== THE PROBLEM ==
List all lines of the data containing the word "subtitle".

== DATA FOR THIS EXERCISE ==
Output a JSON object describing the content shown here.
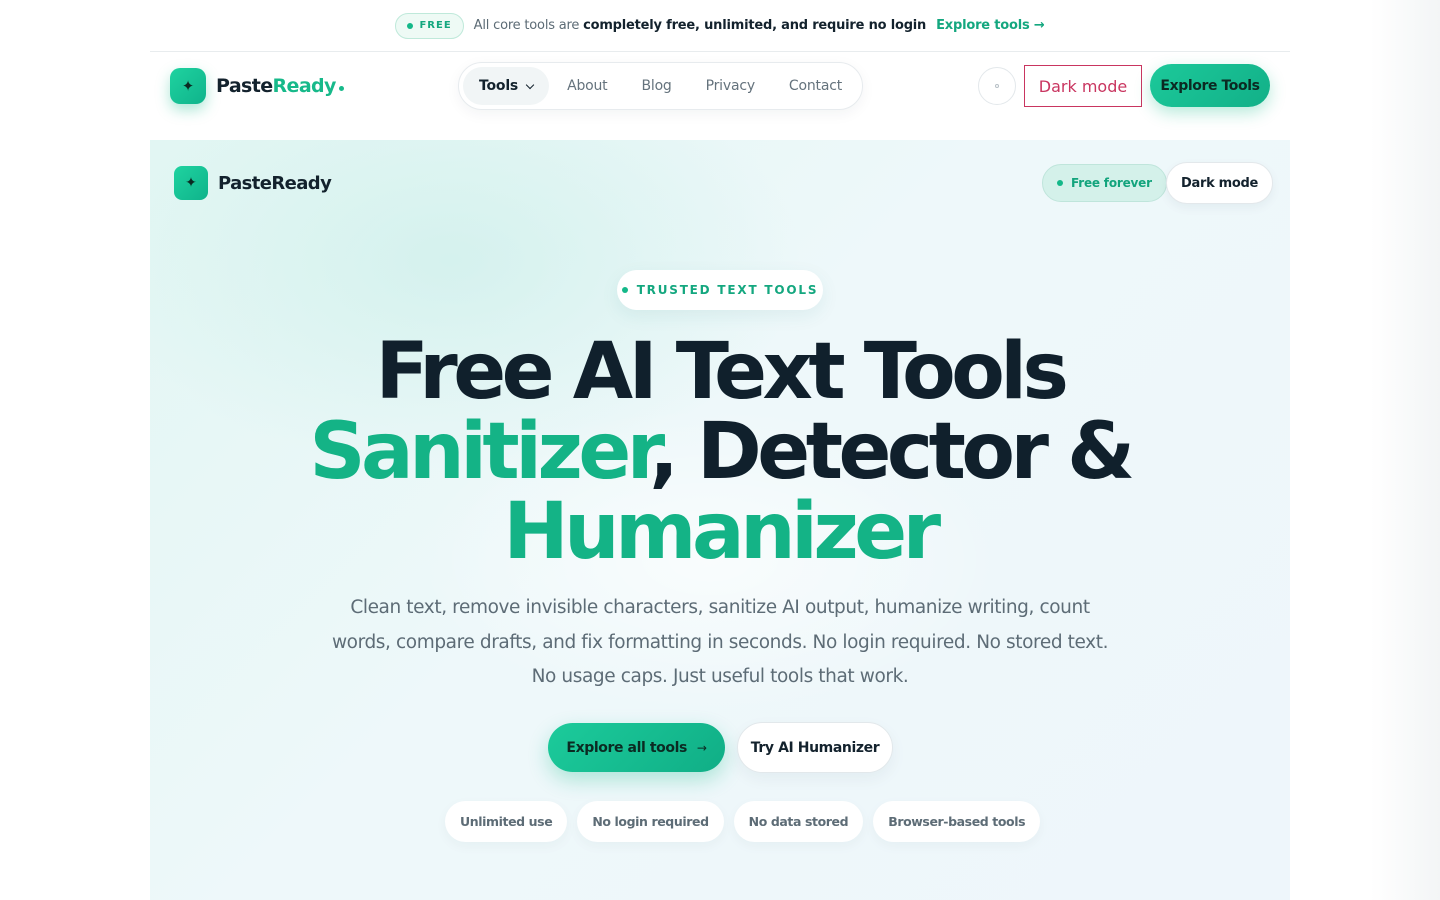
{
  "announcement": {
    "badge": "FREE",
    "message_pre": "All core tools are ",
    "message_bold": "completely free, unlimited, and require no login",
    "link": "Explore tools →"
  },
  "nav": {
    "logo_main": "Paste",
    "logo_accent": "Ready",
    "logo_icon": "sparkle-icon",
    "items": [
      {
        "label": "Tools",
        "active": true
      },
      {
        "label": "About"
      },
      {
        "label": "Blog"
      },
      {
        "label": "Privacy"
      },
      {
        "label": "Contact"
      }
    ],
    "dark_mode": "Dark mode",
    "explore": "Explore Tools"
  },
  "hero": {
    "logo": "PasteReady",
    "free_forever": "Free forever",
    "dark_mode": "Dark mode",
    "badge": "TRUSTED TEXT TOOLS",
    "headline_line1": "Free AI Text Tools",
    "headline_green1": "Sanitizer",
    "headline_rest2": ", Detector &",
    "headline_green3": "Humanizer",
    "subtitle": "Clean text, remove invisible characters, sanitize AI output, humanize writing, count words, compare drafts, and fix formatting in seconds. No login required. No stored text. No usage caps. Just useful tools that work.",
    "cta_primary": "Explore all tools",
    "cta_primary_arrow": "→",
    "cta_secondary": "Try AI Humanizer",
    "chips": [
      "Unlimited use",
      "No login required",
      "No data stored",
      "Browser-based tools"
    ]
  },
  "colors": {
    "accent": "#14b386",
    "dark_mode_border": "#c93560",
    "text": "#10202c"
  }
}
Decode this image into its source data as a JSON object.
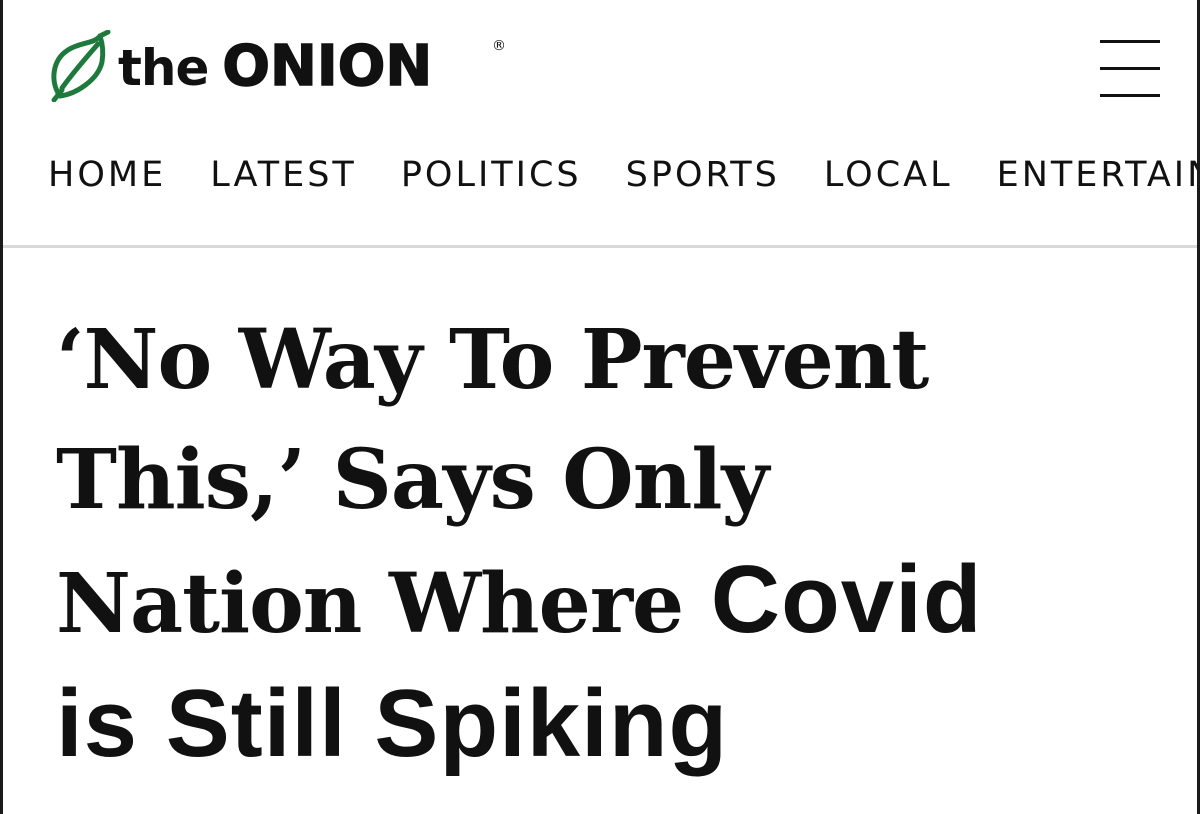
{
  "header": {
    "logo_text": "the ONION",
    "logo_the": "the",
    "logo_onion": "ONION",
    "registered_mark": "®",
    "logo_icon": "onion-icon",
    "logo_color": "#1e7a3c",
    "menu_icon": "hamburger-menu-icon"
  },
  "nav": {
    "items": [
      {
        "label": "HOME"
      },
      {
        "label": "LATEST"
      },
      {
        "label": "POLITICS"
      },
      {
        "label": "SPORTS"
      },
      {
        "label": "LOCAL"
      },
      {
        "label": "ENTERTAINMENT"
      }
    ]
  },
  "article": {
    "headline_line1": "‘No Way To Prevent",
    "headline_line2": "This,’ Says Only",
    "headline_line3_serif": "Nation Where ",
    "headline_line3_sans": "Covid",
    "headline_line4": "is Still Spiking"
  }
}
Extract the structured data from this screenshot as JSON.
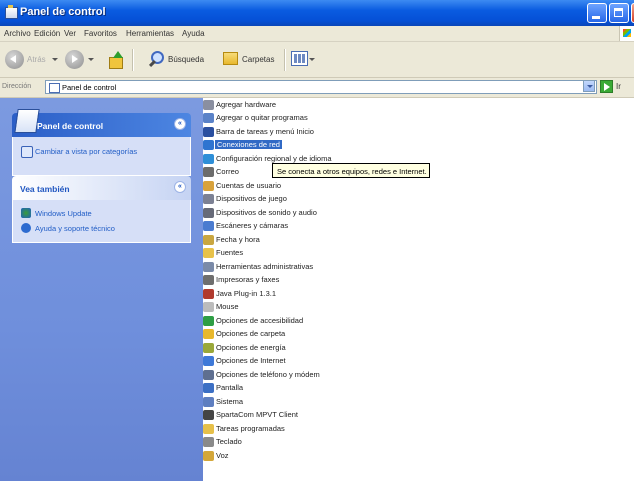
{
  "window": {
    "title": "Panel de control"
  },
  "menu": [
    "Archivo",
    "Edición",
    "Ver",
    "Favoritos",
    "Herramientas",
    "Ayuda"
  ],
  "toolbar": {
    "back": "Atrás",
    "search": "Búsqueda",
    "folders": "Carpetas"
  },
  "address": {
    "label": "Dirección",
    "value": "Panel de control",
    "go": "Ir"
  },
  "sidebar": {
    "control_panel": {
      "title": "Panel de control",
      "task": "Cambiar a vista por categorías"
    },
    "see_also": {
      "title": "Vea también",
      "items": [
        "Windows Update",
        "Ayuda y soporte técnico"
      ]
    }
  },
  "items": [
    {
      "label": "Agregar hardware",
      "color": "#8a8fa0"
    },
    {
      "label": "Agregar o quitar programas",
      "color": "#5a82c8"
    },
    {
      "label": "Barra de tareas y menú Inicio",
      "color": "#2a4fa0"
    },
    {
      "label": "Conexiones de red",
      "color": "#2f74d0"
    },
    {
      "label": "Configuración regional y de idioma",
      "color": "#2f8fd8"
    },
    {
      "label": "Correo",
      "color": "#6c6c6c"
    },
    {
      "label": "Cuentas de usuario",
      "color": "#d8a23c"
    },
    {
      "label": "Dispositivos de juego",
      "color": "#7c8194"
    },
    {
      "label": "Dispositivos de sonido y audio",
      "color": "#666a78"
    },
    {
      "label": "Escáneres y cámaras",
      "color": "#4a7bd0"
    },
    {
      "label": "Fecha y hora",
      "color": "#c9a640"
    },
    {
      "label": "Fuentes",
      "color": "#e8c24a"
    },
    {
      "label": "Herramientas administrativas",
      "color": "#7a8aa8"
    },
    {
      "label": "Impresoras y faxes",
      "color": "#6e6e6e"
    },
    {
      "label": "Java Plug-in 1.3.1",
      "color": "#b03a2e"
    },
    {
      "label": "Mouse",
      "color": "#bcbcbc"
    },
    {
      "label": "Opciones de accesibilidad",
      "color": "#2e9e45"
    },
    {
      "label": "Opciones de carpeta",
      "color": "#e8b82d"
    },
    {
      "label": "Opciones de energía",
      "color": "#9aa83a"
    },
    {
      "label": "Opciones de Internet",
      "color": "#3f79d8"
    },
    {
      "label": "Opciones de teléfono y módem",
      "color": "#5f6f90"
    },
    {
      "label": "Pantalla",
      "color": "#3c6fc4"
    },
    {
      "label": "Sistema",
      "color": "#5e7ec0"
    },
    {
      "label": "SpartaCom MPVT Client",
      "color": "#444444"
    },
    {
      "label": "Tareas programadas",
      "color": "#e6c04a"
    },
    {
      "label": "Teclado",
      "color": "#8a8a8a"
    },
    {
      "label": "Voz",
      "color": "#d4a73a"
    }
  ],
  "tooltip": "Se conecta a otros equipos, redes e Internet."
}
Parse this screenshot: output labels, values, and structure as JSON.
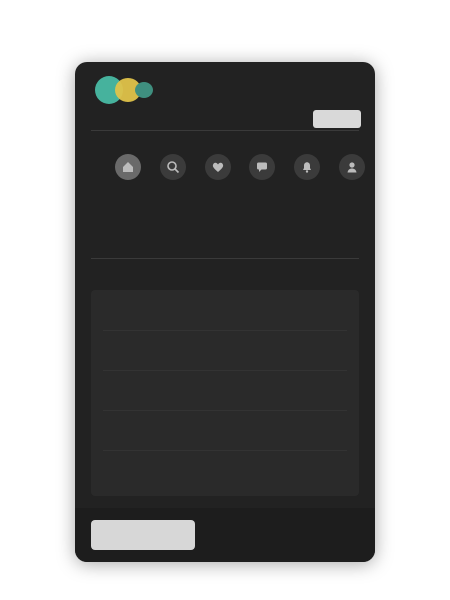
{
  "app": {
    "logo_text": "",
    "menu_label": ""
  },
  "header": {
    "subtitle": ""
  },
  "toolbar": {
    "icons": [
      {
        "name": "home-icon"
      },
      {
        "name": "search-icon"
      },
      {
        "name": "heart-icon"
      },
      {
        "name": "chat-icon"
      },
      {
        "name": "bell-icon"
      },
      {
        "name": "user-icon"
      }
    ]
  },
  "stats": [
    {
      "value": "",
      "label": ""
    },
    {
      "value": "",
      "label": ""
    },
    {
      "value": "",
      "label": ""
    }
  ],
  "section": {
    "title": ""
  },
  "panel": {
    "text": "",
    "foot": ""
  },
  "footer": {
    "store_badge": "",
    "links": [
      "",
      "",
      ""
    ],
    "note": ""
  },
  "colors": {
    "background": "#222222",
    "accent_teal": "#46b29d",
    "accent_yellow": "#e0c34a"
  }
}
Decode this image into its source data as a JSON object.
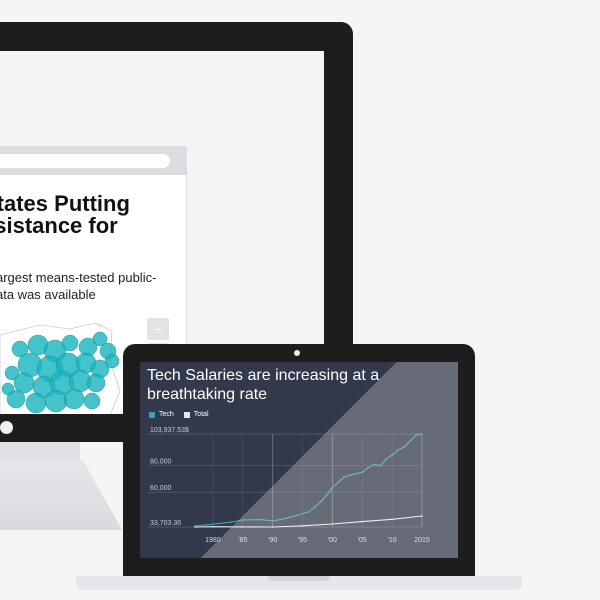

== WORKED SOLUTION ==
    "subtitle": "Clean text, remove invisible characters, sanitize AI output, humanize writing, count words, compare drafts, and fix formatting in seconds. No login required. No stored text. No usage caps. Just useful tools that work.",
    "subtitle": ""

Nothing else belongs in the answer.